A run of records:
╭──
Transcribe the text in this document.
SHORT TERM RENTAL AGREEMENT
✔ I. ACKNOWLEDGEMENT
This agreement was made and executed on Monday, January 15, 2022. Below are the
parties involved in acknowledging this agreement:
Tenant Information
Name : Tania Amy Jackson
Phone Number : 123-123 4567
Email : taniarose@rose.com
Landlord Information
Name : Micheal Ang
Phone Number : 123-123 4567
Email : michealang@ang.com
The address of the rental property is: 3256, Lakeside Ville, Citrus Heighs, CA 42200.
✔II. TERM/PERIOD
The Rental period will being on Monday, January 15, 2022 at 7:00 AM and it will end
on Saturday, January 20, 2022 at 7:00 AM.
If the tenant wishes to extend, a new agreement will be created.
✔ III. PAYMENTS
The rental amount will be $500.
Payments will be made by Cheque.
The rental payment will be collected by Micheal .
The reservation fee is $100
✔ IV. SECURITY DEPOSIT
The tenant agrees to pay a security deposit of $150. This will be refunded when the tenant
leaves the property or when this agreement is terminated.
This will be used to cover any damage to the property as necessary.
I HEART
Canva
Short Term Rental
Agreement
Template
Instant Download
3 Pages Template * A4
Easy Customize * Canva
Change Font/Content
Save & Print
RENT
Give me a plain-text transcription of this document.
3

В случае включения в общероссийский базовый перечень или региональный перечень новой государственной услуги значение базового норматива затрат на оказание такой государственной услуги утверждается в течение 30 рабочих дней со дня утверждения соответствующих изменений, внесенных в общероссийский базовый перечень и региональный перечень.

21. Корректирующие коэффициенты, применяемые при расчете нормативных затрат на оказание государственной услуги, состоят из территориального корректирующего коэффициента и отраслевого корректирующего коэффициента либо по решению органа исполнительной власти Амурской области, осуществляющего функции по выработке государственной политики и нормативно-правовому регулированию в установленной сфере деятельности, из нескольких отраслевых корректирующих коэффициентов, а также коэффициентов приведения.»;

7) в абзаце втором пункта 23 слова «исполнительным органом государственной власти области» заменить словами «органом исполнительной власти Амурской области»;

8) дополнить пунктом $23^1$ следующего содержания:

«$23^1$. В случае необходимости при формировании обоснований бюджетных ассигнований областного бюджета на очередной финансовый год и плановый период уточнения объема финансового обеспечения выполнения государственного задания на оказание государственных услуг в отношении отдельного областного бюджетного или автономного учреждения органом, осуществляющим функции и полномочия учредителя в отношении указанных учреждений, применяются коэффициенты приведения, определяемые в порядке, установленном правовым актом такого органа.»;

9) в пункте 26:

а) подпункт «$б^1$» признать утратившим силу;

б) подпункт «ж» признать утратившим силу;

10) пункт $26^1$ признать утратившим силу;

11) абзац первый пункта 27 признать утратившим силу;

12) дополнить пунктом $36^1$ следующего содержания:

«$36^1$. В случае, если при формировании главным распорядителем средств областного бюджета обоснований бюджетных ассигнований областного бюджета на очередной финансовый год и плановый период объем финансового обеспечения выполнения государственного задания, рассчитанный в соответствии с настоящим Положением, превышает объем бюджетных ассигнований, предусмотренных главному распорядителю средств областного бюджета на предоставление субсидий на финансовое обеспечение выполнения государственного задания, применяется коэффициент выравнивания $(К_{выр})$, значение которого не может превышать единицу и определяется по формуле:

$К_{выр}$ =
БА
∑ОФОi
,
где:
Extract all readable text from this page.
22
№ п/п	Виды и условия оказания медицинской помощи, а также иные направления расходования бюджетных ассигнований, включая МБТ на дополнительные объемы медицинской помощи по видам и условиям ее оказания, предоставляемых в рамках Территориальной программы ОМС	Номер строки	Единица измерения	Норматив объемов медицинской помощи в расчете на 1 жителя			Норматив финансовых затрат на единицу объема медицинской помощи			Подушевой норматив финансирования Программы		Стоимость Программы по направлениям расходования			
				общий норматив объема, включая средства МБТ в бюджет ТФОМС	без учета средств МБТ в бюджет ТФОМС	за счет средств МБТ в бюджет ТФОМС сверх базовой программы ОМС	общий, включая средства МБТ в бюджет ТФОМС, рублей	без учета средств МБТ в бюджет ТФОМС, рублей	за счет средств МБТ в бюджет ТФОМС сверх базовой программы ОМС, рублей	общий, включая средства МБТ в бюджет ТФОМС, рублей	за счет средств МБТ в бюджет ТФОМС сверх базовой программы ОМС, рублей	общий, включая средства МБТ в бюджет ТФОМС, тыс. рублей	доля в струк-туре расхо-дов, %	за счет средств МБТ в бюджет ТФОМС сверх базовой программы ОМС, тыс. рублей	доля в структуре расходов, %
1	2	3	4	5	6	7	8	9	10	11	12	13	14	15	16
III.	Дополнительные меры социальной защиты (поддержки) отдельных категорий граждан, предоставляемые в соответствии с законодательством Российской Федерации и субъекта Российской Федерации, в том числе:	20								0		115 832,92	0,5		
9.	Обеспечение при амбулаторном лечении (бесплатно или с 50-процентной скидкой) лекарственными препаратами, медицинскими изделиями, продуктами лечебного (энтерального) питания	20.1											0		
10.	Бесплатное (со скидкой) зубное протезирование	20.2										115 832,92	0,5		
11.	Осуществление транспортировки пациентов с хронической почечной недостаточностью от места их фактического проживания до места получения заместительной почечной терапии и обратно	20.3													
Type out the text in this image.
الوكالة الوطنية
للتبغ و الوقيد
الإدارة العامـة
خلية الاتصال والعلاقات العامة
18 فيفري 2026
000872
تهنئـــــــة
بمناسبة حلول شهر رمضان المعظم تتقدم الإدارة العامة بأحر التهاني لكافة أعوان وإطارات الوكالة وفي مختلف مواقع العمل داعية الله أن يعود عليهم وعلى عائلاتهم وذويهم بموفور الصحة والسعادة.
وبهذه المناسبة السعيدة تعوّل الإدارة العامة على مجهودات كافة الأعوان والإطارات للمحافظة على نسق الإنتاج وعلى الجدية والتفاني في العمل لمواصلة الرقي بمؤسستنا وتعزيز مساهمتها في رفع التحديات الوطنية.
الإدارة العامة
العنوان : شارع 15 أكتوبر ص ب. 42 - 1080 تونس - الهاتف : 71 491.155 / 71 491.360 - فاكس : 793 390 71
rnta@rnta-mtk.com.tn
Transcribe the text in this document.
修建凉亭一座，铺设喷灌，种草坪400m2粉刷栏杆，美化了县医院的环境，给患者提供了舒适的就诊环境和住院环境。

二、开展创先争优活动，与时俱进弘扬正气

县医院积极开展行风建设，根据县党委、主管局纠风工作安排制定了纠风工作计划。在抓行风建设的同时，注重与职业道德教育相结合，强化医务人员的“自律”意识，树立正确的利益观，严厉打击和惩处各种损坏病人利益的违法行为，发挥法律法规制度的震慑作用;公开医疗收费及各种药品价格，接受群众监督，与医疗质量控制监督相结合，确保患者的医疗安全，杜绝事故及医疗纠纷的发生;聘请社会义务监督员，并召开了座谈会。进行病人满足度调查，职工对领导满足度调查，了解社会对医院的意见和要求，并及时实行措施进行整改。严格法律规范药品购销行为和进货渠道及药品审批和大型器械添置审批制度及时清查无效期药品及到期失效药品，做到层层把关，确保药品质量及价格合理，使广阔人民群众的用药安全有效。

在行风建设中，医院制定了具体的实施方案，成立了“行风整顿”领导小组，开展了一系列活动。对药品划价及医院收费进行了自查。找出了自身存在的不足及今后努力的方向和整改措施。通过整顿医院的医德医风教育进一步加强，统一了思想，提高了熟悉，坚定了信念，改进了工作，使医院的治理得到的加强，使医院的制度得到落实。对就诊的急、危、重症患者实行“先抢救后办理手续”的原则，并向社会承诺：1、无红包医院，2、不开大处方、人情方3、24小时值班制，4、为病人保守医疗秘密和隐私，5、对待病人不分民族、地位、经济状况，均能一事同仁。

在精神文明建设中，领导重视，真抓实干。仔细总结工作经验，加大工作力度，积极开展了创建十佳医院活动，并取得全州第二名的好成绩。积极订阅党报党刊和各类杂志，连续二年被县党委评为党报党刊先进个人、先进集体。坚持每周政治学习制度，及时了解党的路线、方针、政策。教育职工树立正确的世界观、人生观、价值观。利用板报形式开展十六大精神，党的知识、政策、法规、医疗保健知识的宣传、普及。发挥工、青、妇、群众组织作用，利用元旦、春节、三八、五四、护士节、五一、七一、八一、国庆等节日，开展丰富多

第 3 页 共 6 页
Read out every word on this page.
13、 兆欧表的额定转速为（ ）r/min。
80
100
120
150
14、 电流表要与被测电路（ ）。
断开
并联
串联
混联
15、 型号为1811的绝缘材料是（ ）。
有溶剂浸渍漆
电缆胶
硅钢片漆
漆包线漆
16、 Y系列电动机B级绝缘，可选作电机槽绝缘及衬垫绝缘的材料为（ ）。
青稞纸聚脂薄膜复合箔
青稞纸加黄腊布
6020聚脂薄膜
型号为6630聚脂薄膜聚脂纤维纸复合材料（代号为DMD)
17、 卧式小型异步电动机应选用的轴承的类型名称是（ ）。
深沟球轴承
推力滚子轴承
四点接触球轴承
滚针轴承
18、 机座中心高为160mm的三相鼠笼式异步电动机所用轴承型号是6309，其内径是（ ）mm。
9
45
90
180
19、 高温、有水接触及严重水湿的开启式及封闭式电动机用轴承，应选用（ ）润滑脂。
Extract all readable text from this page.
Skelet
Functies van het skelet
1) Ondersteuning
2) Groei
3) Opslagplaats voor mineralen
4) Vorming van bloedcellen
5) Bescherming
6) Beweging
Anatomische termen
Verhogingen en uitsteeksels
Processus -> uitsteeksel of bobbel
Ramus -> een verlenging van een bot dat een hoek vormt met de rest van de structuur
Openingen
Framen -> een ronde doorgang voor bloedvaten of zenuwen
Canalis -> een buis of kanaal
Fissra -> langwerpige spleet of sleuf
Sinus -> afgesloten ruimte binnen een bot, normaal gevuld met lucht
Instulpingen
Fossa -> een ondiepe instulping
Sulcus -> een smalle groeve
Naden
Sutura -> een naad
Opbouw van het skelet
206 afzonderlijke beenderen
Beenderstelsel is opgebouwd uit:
╰──
#### TASK DETAILS:
Collect each line holding the string "власти".

#### IN RESPONSE:
21. Корректирующие коэффициенты, применяемые при расчете нормативных затрат на оказание государственной услуги, состоят из территориального корректирующего коэффициента и отраслевого корректирующего коэффициента либо по решению органа исполнительной власти Амурской области, осуществляющего функции по выработке государственной политики и нормативно-правовому регулированию в установленной сфере деятельности, из нескольких отраслевых корректирующих коэффициентов, а также коэффициентов приведения.»;
7) в абзаце втором пункта 23 слова «исполнительным органом государственной власти области» заменить словами «органом исполнительной власти Амурской области»;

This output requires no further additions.